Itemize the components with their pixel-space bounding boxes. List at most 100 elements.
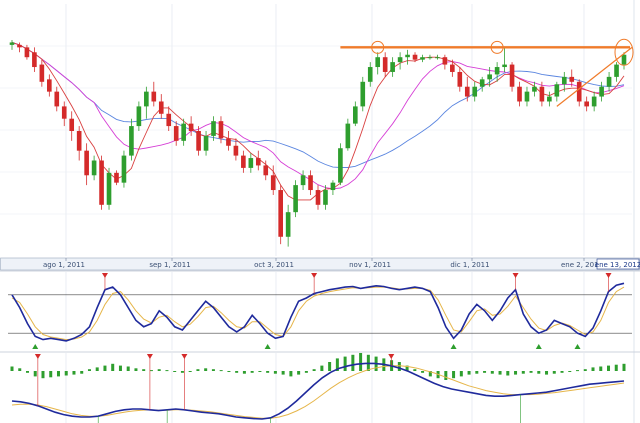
macd-histogram-bar [18,368,22,371]
candle-body [621,54,627,65]
x-axis: ago 1, 2011 sep 1, 2011 oct 3, 2011 nov 1, … [43,258,640,270]
macd-histogram-bar [545,371,549,375]
candle-body [99,160,104,205]
stoch-signal-line [11,286,625,341]
buy-marker [535,344,542,349]
current-date-frame [596,258,640,270]
macd-histogram-bar [514,371,518,375]
candle-body [330,182,336,191]
candle [233,138,239,161]
macd-signal-line [11,365,625,419]
candle-body [84,150,89,176]
candle-body [591,96,597,107]
candle-body [375,57,381,68]
candle-body [278,190,283,237]
candle-body [9,42,15,45]
macd-histogram-bar [397,362,401,371]
candle [91,155,97,181]
macd-histogram-bar [622,363,626,371]
candle-body [606,76,612,87]
macd-histogram-bar [506,371,510,376]
candle-body [323,190,328,205]
candle-body [584,101,589,107]
candle [106,167,112,210]
candle-body [181,123,186,141]
candle-body [576,81,582,102]
candle [576,79,582,107]
candle [76,126,82,161]
macd-histogram-bar [537,371,541,374]
candle [285,204,291,247]
candle-body [554,84,560,97]
macd-histogram-bar [483,371,487,373]
macd-histogram-bar [607,365,611,371]
highlight-circle [614,38,634,66]
macd-histogram-bar [583,369,587,371]
candle [435,54,440,60]
candle-body [54,91,60,107]
candle-body [397,57,403,63]
candle [382,52,388,77]
candle-body [248,158,254,168]
candle [54,86,60,112]
candle-body [47,79,52,92]
candle-body [255,158,261,166]
macd-histogram-bar [599,366,603,371]
candle-body [412,54,418,60]
candle-body [285,212,291,237]
macd-histogram-bar [320,365,324,371]
candle-body [233,145,239,156]
candle [427,54,433,60]
macd-histogram-bar [111,363,115,371]
sell-marker [605,273,612,278]
candle-body [158,101,164,114]
price-panel [9,38,634,247]
macd-histogram-bar [103,365,107,371]
candle-body [509,64,515,87]
macd-histogram-bar [328,362,332,371]
candle [158,94,164,119]
candle [420,54,425,63]
candle-body [91,160,97,176]
candle-body [114,172,119,183]
candle-body [614,64,619,77]
macd-histogram-bar [165,370,169,372]
candle-body [353,106,358,124]
candle-body [136,106,142,127]
candle [330,180,336,195]
candle [211,116,216,141]
macd-histogram-bar [142,369,146,371]
candle [293,180,298,218]
macd-histogram-bar [568,371,572,372]
candle-body [32,52,37,68]
candle [300,170,306,191]
candle-body [144,91,149,107]
candle-body [427,57,433,59]
candle [196,126,201,156]
macd-sell-marker [388,354,395,359]
macd-histogram-bar [242,371,246,374]
buy-marker [450,344,457,349]
candle [606,71,612,92]
x-tick-label: ago 1, 2011 [43,261,85,269]
candle-body [561,76,567,85]
candle [532,81,537,97]
candle [412,52,418,63]
candle [166,106,172,131]
candle [539,81,545,107]
candle-body [39,64,45,82]
macd-histogram-bar [452,371,456,379]
macd-histogram-bar [576,370,580,372]
candle-body [218,121,224,139]
candle-body [61,106,67,119]
x-tick-label: ene 2, 2012 [561,261,603,269]
candle [591,91,597,112]
macd-histogram-bar [56,371,60,377]
candle-body [76,131,82,151]
macd-histogram-bar [157,369,161,371]
candle-body [24,47,30,58]
sell-marker [512,273,519,278]
candle [47,74,52,97]
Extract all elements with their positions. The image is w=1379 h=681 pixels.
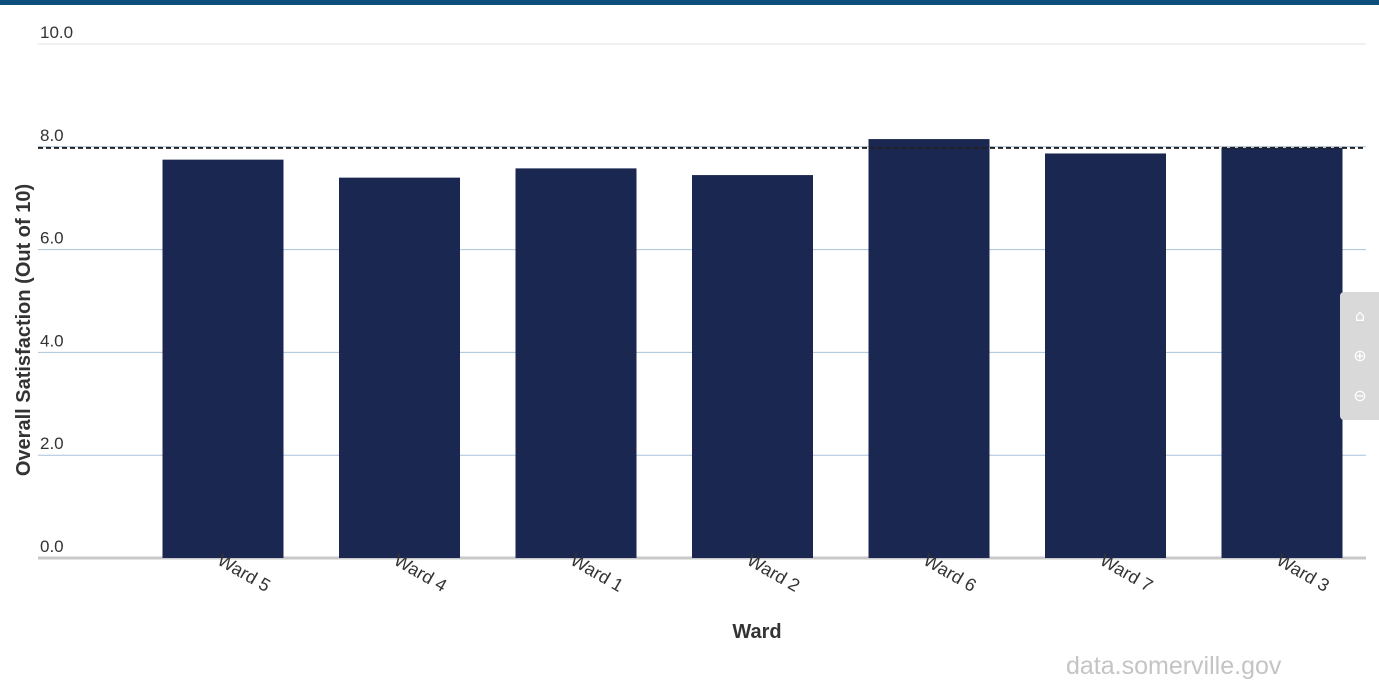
bar[interactable]: [868, 139, 990, 558]
source-label: data.somerville.gov: [1066, 652, 1282, 680]
zoom-controls: ⌂ ⊕ ⊖: [1340, 292, 1379, 420]
y-tick-label: 0.0: [40, 537, 64, 556]
bar[interactable]: [339, 177, 460, 558]
header-bar: [0, 0, 1379, 5]
bar[interactable]: [515, 168, 637, 558]
zoom-out-icon[interactable]: ⊖: [1353, 386, 1367, 405]
x-axis-label: Ward: [732, 621, 781, 643]
y-tick-label: 8.0: [40, 126, 64, 145]
y-axis-label: Overall Satisfaction (Out of 10): [13, 184, 35, 476]
bar[interactable]: [692, 175, 813, 558]
zoom-in-icon[interactable]: ⊕: [1353, 346, 1367, 365]
y-tick-label: 10.0: [40, 23, 73, 42]
bar[interactable]: [1221, 147, 1343, 558]
bar[interactable]: [1045, 153, 1166, 558]
bar[interactable]: [162, 159, 284, 558]
y-tick-label: 4.0: [40, 331, 64, 350]
y-tick-label: 2.0: [40, 434, 64, 453]
bar-chart: 0.02.04.06.08.010.0 Ward 5 Ward 4 Ward 1 Wa…: [13, 23, 1366, 643]
home-icon[interactable]: ⌂: [1354, 306, 1366, 325]
y-tick-label: 6.0: [40, 229, 64, 248]
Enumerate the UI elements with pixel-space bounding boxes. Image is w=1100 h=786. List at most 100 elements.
—————
● **DIRECTIONS**
Could you copy out the entire listing above word for word, omitting the pictures?

● **RESPONSE BELOW**
Itemize the components with their pixel-space bounding boxes. List at most 100 elements.
macd-histogram-bar [18,368,22,371]
candle-body [621,54,627,65]
x-axis: ago 1, 2011 sep 1, 2011 oct 3, 2011 nov 1, … [43,258,640,270]
macd-histogram-bar [545,371,549,375]
candle-body [99,160,104,205]
stoch-signal-line [11,286,625,341]
buy-marker [535,344,542,349]
current-date-frame [596,258,640,270]
macd-histogram-bar [514,371,518,375]
candle-body [330,182,336,191]
candle [233,138,239,161]
macd-signal-line [11,365,625,419]
candle-body [84,150,89,176]
candle-body [591,96,597,107]
candle-body [375,57,381,68]
candle-body [278,190,283,237]
candle-body [9,42,15,45]
macd-histogram-bar [397,362,401,371]
candle [91,155,97,181]
macd-histogram-bar [622,363,626,371]
candle-body [606,76,612,87]
macd-histogram-bar [506,371,510,376]
candle-body [323,190,328,205]
candle-body [584,101,589,107]
candle [106,167,112,210]
candle-body [181,123,186,141]
candle-body [576,81,582,102]
candle [576,79,582,107]
candle [76,126,82,161]
macd-histogram-bar [537,371,541,374]
candle [285,204,291,247]
candle-body [554,84,560,97]
macd-histogram-bar [483,371,487,373]
macd-histogram-bar [607,365,611,371]
highlight-circle [614,38,634,66]
macd-histogram-bar [583,369,587,371]
candle [435,54,440,60]
candle-body [54,91,60,107]
candle-body [397,57,403,63]
candle [382,52,388,77]
candle-body [248,158,254,168]
candle [54,86,60,112]
candle-body [47,79,52,92]
candle-body [255,158,261,166]
macd-histogram-bar [599,366,603,371]
candle-body [412,54,418,60]
candle-body [285,212,291,237]
macd-histogram-bar [320,365,324,371]
candle-body [233,145,239,156]
candle [427,54,433,60]
macd-histogram-bar [111,363,115,371]
sell-marker [605,273,612,278]
candle-body [158,101,164,114]
price-panel [9,38,634,247]
macd-histogram-bar [103,365,107,371]
candle-body [509,64,515,87]
macd-histogram-bar [328,362,332,371]
candle [158,94,164,119]
candle [420,54,425,63]
candle-body [91,160,97,176]
candle-body [114,172,119,183]
candle-body [614,64,619,77]
macd-histogram-bar [165,370,169,372]
candle-body [353,106,358,124]
candle-body [136,106,142,127]
candle [330,180,336,195]
candle [211,116,216,141]
macd-histogram-bar [142,369,146,371]
candle [293,180,298,218]
macd-histogram-bar [568,371,572,372]
candle-body [32,52,37,68]
candle [300,170,306,191]
candle-body [144,91,149,107]
candle-body [427,57,433,59]
candle [196,126,201,156]
macd-sell-marker [388,354,395,359]
macd-histogram-bar [242,371,246,374]
buy-marker [450,344,457,349]
candle [606,71,612,92]
x-tick-label: ago 1, 2011 [43,261,85,269]
candle-body [561,76,567,85]
candle [532,81,537,97]
candle [412,52,418,63]
candle [166,106,172,131]
candle [539,81,545,107]
candle-body [39,64,45,82]
macd-histogram-bar [452,371,456,379]
macd-histogram-bar [576,370,580,372]
candle-body [218,121,224,139]
candle-body [61,106,67,119]
x-tick-label: ene 2, 2012 [561,261,603,269]
candle [591,91,597,112]
macd-histogram-bar [56,371,60,377]
candle-body [76,131,82,151]
macd-histogram-bar [157,369,161,371]
candle-body [24,47,30,58]
sell-marker [512,273,519,278]
candle [47,74,52,97]
Extract all elements with their positions. The image is w=1379 h=681 pixels.
bar[interactable]: [868, 139, 990, 558]
source-label: data.somerville.gov: [1066, 652, 1282, 680]
zoom-controls: ⌂ ⊕ ⊖: [1340, 292, 1379, 420]
y-tick-label: 0.0: [40, 537, 64, 556]
bar[interactable]: [339, 177, 460, 558]
header-bar: [0, 0, 1379, 5]
bar[interactable]: [515, 168, 637, 558]
zoom-out-icon[interactable]: ⊖: [1353, 386, 1367, 405]
x-axis-label: Ward: [732, 621, 781, 643]
y-tick-label: 8.0: [40, 126, 64, 145]
y-axis-label: Overall Satisfaction (Out of 10): [13, 184, 35, 476]
bar[interactable]: [692, 175, 813, 558]
zoom-in-icon[interactable]: ⊕: [1353, 346, 1367, 365]
y-tick-label: 10.0: [40, 23, 73, 42]
bar[interactable]: [1221, 147, 1343, 558]
bar[interactable]: [1045, 153, 1166, 558]
bar[interactable]: [162, 159, 284, 558]
y-tick-label: 4.0: [40, 331, 64, 350]
y-tick-label: 2.0: [40, 434, 64, 453]
bar-chart: 0.02.04.06.08.010.0 Ward 5 Ward 4 Ward 1 Wa…: [13, 23, 1366, 643]
home-icon[interactable]: ⌂: [1354, 306, 1366, 325]
y-tick-label: 6.0: [40, 229, 64, 248]
Enumerate the UI elements with pixel-space bounding boxes. Image is w=1100 h=786. List at most 100 elements.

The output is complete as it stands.